■ **Aim of the task**
Return the entries below verbatim. Pictures stay out.

■ **Recorded data**

::::

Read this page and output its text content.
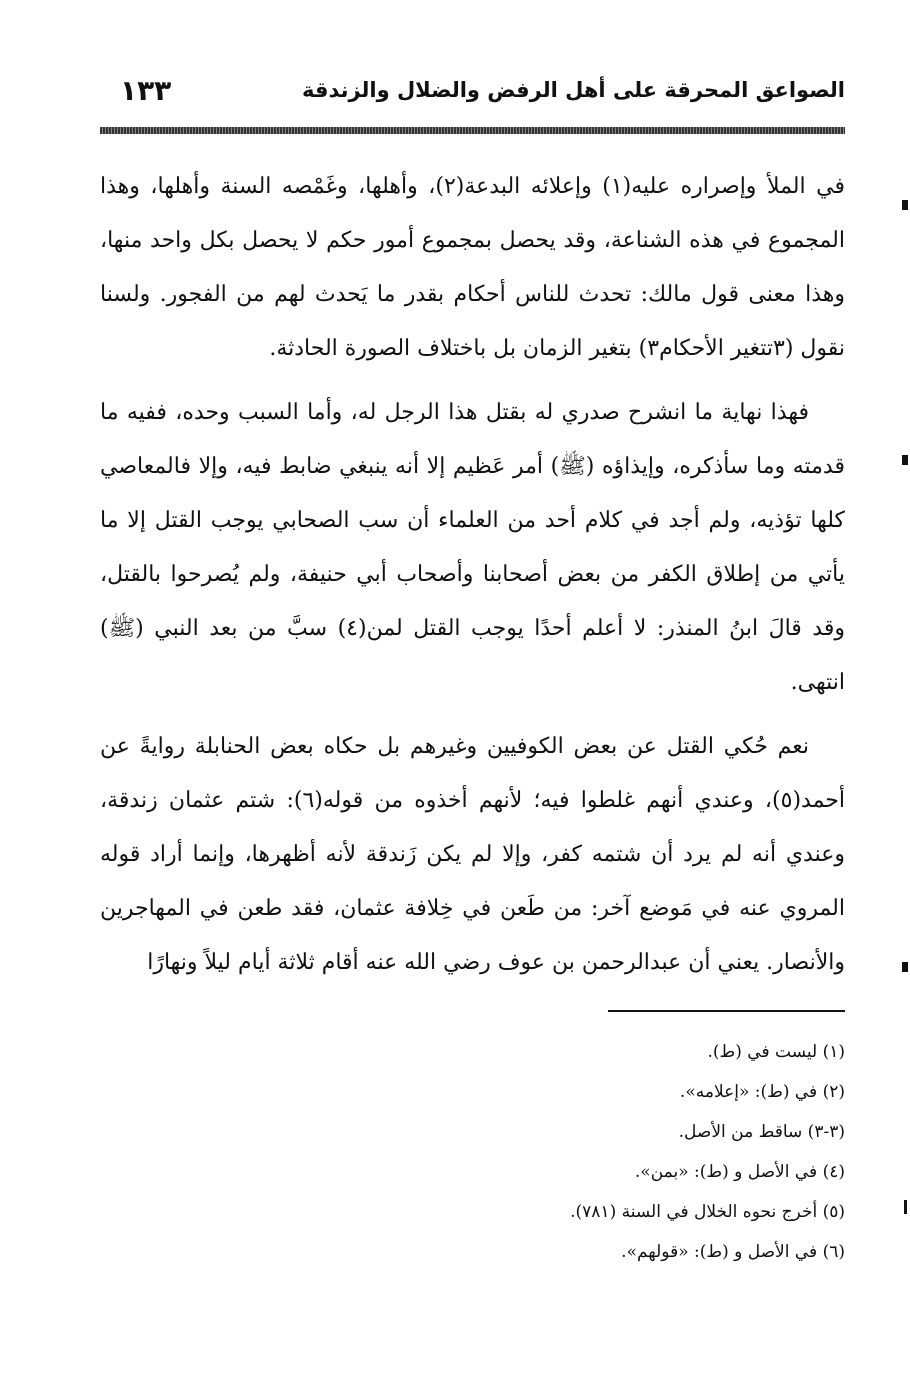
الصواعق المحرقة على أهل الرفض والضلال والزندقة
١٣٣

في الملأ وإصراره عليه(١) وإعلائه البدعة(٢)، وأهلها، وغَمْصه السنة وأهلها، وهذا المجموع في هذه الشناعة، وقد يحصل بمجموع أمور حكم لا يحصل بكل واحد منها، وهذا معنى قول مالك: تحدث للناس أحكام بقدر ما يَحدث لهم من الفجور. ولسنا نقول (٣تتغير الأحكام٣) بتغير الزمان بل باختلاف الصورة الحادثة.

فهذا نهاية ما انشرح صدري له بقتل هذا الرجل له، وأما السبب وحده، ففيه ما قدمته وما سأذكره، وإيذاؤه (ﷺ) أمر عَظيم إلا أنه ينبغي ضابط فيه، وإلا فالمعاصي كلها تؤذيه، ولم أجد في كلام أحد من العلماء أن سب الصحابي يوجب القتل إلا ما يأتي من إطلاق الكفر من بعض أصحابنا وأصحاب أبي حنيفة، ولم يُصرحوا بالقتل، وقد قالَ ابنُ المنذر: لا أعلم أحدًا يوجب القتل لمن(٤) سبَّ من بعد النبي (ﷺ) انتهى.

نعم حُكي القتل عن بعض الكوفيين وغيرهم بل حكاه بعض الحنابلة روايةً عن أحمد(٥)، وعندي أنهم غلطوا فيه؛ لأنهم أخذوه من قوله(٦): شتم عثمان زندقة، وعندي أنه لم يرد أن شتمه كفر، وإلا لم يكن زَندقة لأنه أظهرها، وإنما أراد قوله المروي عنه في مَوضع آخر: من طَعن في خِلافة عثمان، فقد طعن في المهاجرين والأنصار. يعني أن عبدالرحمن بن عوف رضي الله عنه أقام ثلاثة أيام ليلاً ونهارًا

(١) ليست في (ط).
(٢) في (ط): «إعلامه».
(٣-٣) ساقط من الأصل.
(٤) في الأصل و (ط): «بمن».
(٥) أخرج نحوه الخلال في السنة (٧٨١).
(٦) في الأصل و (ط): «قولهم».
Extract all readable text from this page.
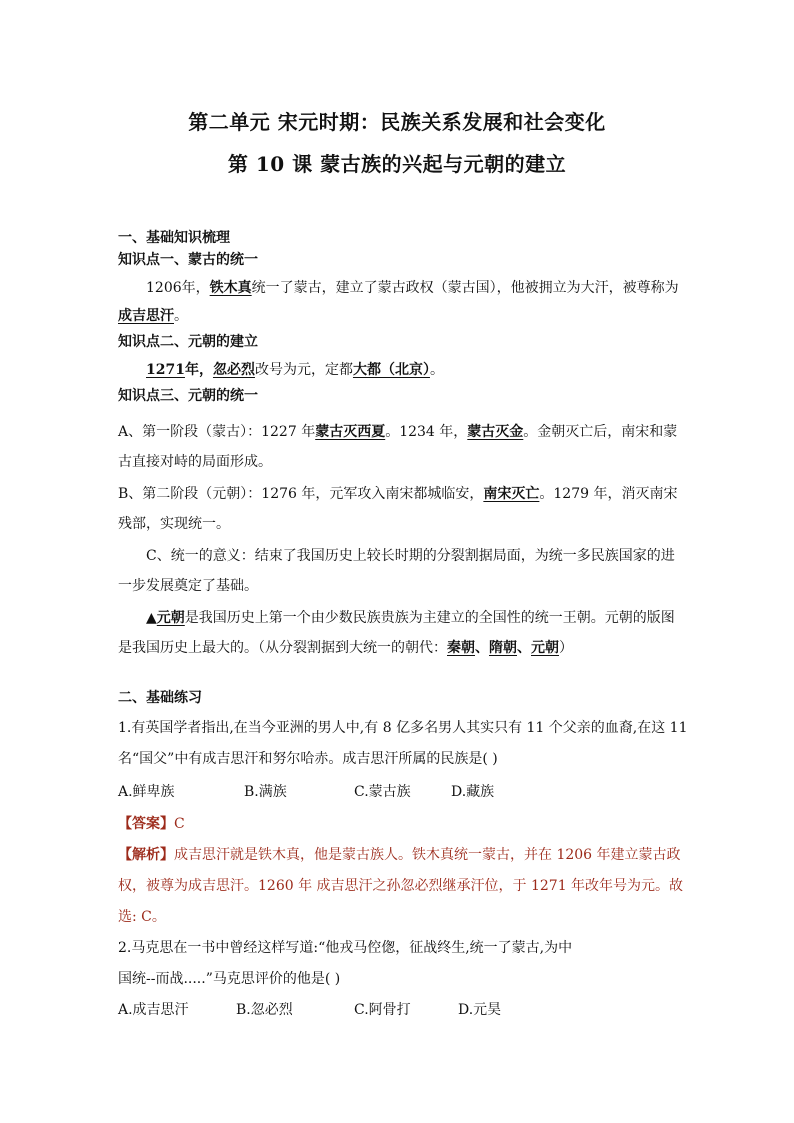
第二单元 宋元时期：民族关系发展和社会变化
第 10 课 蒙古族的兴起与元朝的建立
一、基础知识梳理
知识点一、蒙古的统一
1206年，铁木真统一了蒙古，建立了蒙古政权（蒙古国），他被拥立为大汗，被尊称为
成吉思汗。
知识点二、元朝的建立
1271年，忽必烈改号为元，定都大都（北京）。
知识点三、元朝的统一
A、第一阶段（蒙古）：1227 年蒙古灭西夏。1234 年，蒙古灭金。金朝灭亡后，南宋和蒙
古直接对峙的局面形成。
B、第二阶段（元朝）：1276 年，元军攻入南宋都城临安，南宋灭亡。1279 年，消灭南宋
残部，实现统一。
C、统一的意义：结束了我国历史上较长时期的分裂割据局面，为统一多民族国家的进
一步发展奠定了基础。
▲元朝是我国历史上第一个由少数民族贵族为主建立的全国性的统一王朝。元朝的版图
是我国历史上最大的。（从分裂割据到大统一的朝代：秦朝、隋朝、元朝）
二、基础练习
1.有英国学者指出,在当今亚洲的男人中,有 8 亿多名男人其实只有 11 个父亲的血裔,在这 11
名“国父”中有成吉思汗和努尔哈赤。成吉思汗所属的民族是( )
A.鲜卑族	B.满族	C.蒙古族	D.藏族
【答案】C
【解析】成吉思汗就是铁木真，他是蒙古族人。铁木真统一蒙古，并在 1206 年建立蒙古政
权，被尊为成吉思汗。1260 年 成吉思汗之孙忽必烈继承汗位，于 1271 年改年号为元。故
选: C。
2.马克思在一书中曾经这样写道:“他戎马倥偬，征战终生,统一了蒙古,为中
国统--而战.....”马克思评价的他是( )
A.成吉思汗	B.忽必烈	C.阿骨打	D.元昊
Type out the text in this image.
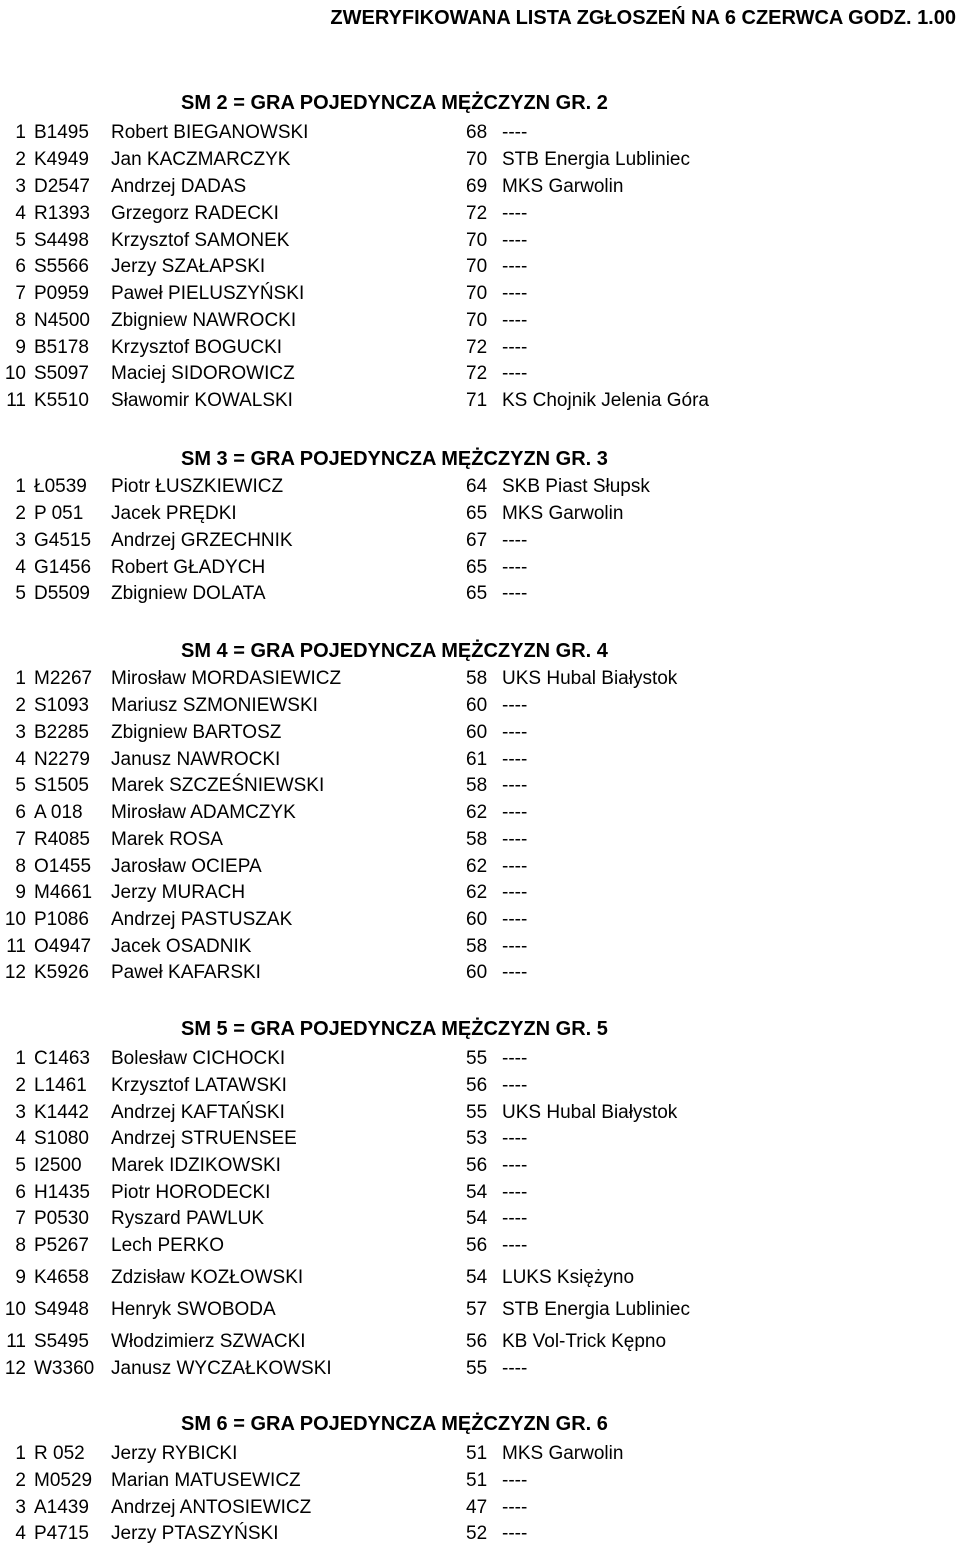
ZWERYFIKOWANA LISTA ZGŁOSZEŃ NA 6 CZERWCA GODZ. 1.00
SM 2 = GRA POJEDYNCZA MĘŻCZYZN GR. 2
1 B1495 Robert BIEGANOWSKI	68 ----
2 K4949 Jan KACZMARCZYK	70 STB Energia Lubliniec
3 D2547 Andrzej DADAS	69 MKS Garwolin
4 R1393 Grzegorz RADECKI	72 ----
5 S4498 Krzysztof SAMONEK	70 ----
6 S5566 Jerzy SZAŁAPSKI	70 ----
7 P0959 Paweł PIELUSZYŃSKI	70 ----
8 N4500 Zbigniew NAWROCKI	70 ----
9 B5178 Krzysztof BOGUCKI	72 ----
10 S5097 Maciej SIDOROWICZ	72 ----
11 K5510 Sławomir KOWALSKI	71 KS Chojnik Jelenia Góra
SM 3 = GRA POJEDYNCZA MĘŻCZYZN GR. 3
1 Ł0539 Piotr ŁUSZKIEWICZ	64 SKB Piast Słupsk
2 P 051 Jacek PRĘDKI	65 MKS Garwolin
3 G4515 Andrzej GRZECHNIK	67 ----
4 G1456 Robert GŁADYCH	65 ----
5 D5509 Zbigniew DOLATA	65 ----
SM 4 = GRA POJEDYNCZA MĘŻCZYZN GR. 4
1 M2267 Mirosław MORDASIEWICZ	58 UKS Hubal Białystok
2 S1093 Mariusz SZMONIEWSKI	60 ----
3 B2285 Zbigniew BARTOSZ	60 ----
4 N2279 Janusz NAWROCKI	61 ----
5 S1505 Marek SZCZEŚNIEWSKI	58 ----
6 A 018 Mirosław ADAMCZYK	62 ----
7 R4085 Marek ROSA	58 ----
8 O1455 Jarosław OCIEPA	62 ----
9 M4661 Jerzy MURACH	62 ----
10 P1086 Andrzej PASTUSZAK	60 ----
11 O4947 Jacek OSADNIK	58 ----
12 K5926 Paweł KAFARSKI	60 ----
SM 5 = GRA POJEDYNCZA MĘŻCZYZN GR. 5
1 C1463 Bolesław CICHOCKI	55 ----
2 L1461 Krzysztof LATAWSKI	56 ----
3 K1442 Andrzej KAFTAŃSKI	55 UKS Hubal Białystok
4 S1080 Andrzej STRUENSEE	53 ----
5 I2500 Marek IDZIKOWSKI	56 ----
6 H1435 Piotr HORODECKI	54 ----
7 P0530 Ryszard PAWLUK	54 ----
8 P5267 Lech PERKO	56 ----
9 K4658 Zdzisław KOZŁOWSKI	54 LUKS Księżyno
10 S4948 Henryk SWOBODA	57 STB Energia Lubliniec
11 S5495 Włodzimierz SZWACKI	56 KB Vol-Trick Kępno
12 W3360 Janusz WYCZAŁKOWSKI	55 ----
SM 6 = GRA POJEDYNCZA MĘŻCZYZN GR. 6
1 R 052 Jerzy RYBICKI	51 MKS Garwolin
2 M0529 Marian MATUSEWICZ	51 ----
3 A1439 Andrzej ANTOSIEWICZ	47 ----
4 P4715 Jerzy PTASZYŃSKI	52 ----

::::

■ **Exercise solution**
Read this page and output its text content.
الصواعق المحرقة على أهل الرفض والضلال والزندقة
١٣٣

في الملأ وإصراره عليه(١) وإعلائه البدعة(٢)، وأهلها، وغَمْصه السنة وأهلها، وهذا المجموع في هذه الشناعة، وقد يحصل بمجموع أمور حكم لا يحصل بكل واحد منها، وهذا معنى قول مالك: تحدث للناس أحكام بقدر ما يَحدث لهم من الفجور. ولسنا نقول (٣تتغير الأحكام٣) بتغير الزمان بل باختلاف الصورة الحادثة.

فهذا نهاية ما انشرح صدري له بقتل هذا الرجل له، وأما السبب وحده، ففيه ما قدمته وما سأذكره، وإيذاؤه (ﷺ) أمر عَظيم إلا أنه ينبغي ضابط فيه، وإلا فالمعاصي كلها تؤذيه، ولم أجد في كلام أحد من العلماء أن سب الصحابي يوجب القتل إلا ما يأتي من إطلاق الكفر من بعض أصحابنا وأصحاب أبي حنيفة، ولم يُصرحوا بالقتل، وقد قالَ ابنُ المنذر: لا أعلم أحدًا يوجب القتل لمن(٤) سبَّ من بعد النبي (ﷺ) انتهى.

نعم حُكي القتل عن بعض الكوفيين وغيرهم بل حكاه بعض الحنابلة روايةً عن أحمد(٥)، وعندي أنهم غلطوا فيه؛ لأنهم أخذوه من قوله(٦): شتم عثمان زندقة، وعندي أنه لم يرد أن شتمه كفر، وإلا لم يكن زَندقة لأنه أظهرها، وإنما أراد قوله المروي عنه في مَوضع آخر: من طَعن في خِلافة عثمان، فقد طعن في المهاجرين والأنصار. يعني أن عبدالرحمن بن عوف رضي الله عنه أقام ثلاثة أيام ليلاً ونهارًا

(١) ليست في (ط).
(٢) في (ط): «إعلامه».
(٣-٣) ساقط من الأصل.
(٤) في الأصل و (ط): «بمن».
(٥) أخرج نحوه الخلال في السنة (٧٨١).
(٦) في الأصل و (ط): «قولهم».
Extract all readable text from this page.
第二单元 宋元时期：民族关系发展和社会变化
第 10 课 蒙古族的兴起与元朝的建立
一、基础知识梳理
知识点一、蒙古的统一
1206年，铁木真统一了蒙古，建立了蒙古政权（蒙古国），他被拥立为大汗，被尊称为
成吉思汗。
知识点二、元朝的建立
1271年，忽必烈改号为元，定都大都（北京）。
知识点三、元朝的统一
A、第一阶段（蒙古）：1227 年蒙古灭西夏。1234 年，蒙古灭金。金朝灭亡后，南宋和蒙
古直接对峙的局面形成。
B、第二阶段（元朝）：1276 年，元军攻入南宋都城临安，南宋灭亡。1279 年，消灭南宋
残部，实现统一。
C、统一的意义：结束了我国历史上较长时期的分裂割据局面，为统一多民族国家的进
一步发展奠定了基础。
▲元朝是我国历史上第一个由少数民族贵族为主建立的全国性的统一王朝。元朝的版图
是我国历史上最大的。（从分裂割据到大统一的朝代：秦朝、隋朝、元朝）
二、基础练习
1.有英国学者指出,在当今亚洲的男人中,有 8 亿多名男人其实只有 11 个父亲的血裔,在这 11
名“国父”中有成吉思汗和努尔哈赤。成吉思汗所属的民族是( )
A.鲜卑族	B.满族	C.蒙古族	D.藏族
【答案】C
【解析】成吉思汗就是铁木真，他是蒙古族人。铁木真统一蒙古，并在 1206 年建立蒙古政
权，被尊为成吉思汗。1260 年 成吉思汗之孙忽必烈继承汗位，于 1271 年改年号为元。故
选: C。
2.马克思在一书中曾经这样写道:“他戎马倥偬，征战终生,统一了蒙古,为中
国统--而战.....”马克思评价的他是( )
A.成吉思汗	B.忽必烈	C.阿骨打	D.元昊
Type out the text in this image.
ZWERYFIKOWANA LISTA ZGŁOSZEŃ NA 6 CZERWCA GODZ. 1.00
SM 2 = GRA POJEDYNCZA MĘŻCZYZN GR. 2
1 B1495 Robert BIEGANOWSKI	68 ----
2 K4949 Jan KACZMARCZYK	70 STB Energia Lubliniec
3 D2547 Andrzej DADAS	69 MKS Garwolin
4 R1393 Grzegorz RADECKI	72 ----
5 S4498 Krzysztof SAMONEK	70 ----
6 S5566 Jerzy SZAŁAPSKI	70 ----
7 P0959 Paweł PIELUSZYŃSKI	70 ----
8 N4500 Zbigniew NAWROCKI	70 ----
9 B5178 Krzysztof BOGUCKI	72 ----
10 S5097 Maciej SIDOROWICZ	72 ----
11 K5510 Sławomir KOWALSKI	71 KS Chojnik Jelenia Góra
SM 3 = GRA POJEDYNCZA MĘŻCZYZN GR. 3
1 Ł0539 Piotr ŁUSZKIEWICZ	64 SKB Piast Słupsk
2 P 051 Jacek PRĘDKI	65 MKS Garwolin
3 G4515 Andrzej GRZECHNIK	67 ----
4 G1456 Robert GŁADYCH	65 ----
5 D5509 Zbigniew DOLATA	65 ----
SM 4 = GRA POJEDYNCZA MĘŻCZYZN GR. 4
1 M2267 Mirosław MORDASIEWICZ	58 UKS Hubal Białystok
2 S1093 Mariusz SZMONIEWSKI	60 ----
3 B2285 Zbigniew BARTOSZ	60 ----
4 N2279 Janusz NAWROCKI	61 ----
5 S1505 Marek SZCZEŚNIEWSKI	58 ----
6 A 018 Mirosław ADAMCZYK	62 ----
7 R4085 Marek ROSA	58 ----
8 O1455 Jarosław OCIEPA	62 ----
9 M4661 Jerzy MURACH	62 ----
10 P1086 Andrzej PASTUSZAK	60 ----
11 O4947 Jacek OSADNIK	58 ----
12 K5926 Paweł KAFARSKI	60 ----
SM 5 = GRA POJEDYNCZA MĘŻCZYZN GR. 5
1 C1463 Bolesław CICHOCKI	55 ----
2 L1461 Krzysztof LATAWSKI	56 ----
3 K1442 Andrzej KAFTAŃSKI	55 UKS Hubal Białystok
4 S1080 Andrzej STRUENSEE	53 ----
5 I2500 Marek IDZIKOWSKI	56 ----
6 H1435 Piotr HORODECKI	54 ----
7 P0530 Ryszard PAWLUK	54 ----
8 P5267 Lech PERKO	56 ----
9 K4658 Zdzisław KOZŁOWSKI	54 LUKS Księżyno
10 S4948 Henryk SWOBODA	57 STB Energia Lubliniec
11 S5495 Włodzimierz SZWACKI	56 KB Vol-Trick Kępno
12 W3360 Janusz WYCZAŁKOWSKI	55 ----
SM 6 = GRA POJEDYNCZA MĘŻCZYZN GR. 6
1 R 052 Jerzy RYBICKI	51 MKS Garwolin
2 M0529 Marian MATUSEWICZ	51 ----
3 A1439 Andrzej ANTOSIEWICZ	47 ----
4 P4715 Jerzy PTASZYŃSKI	52 ----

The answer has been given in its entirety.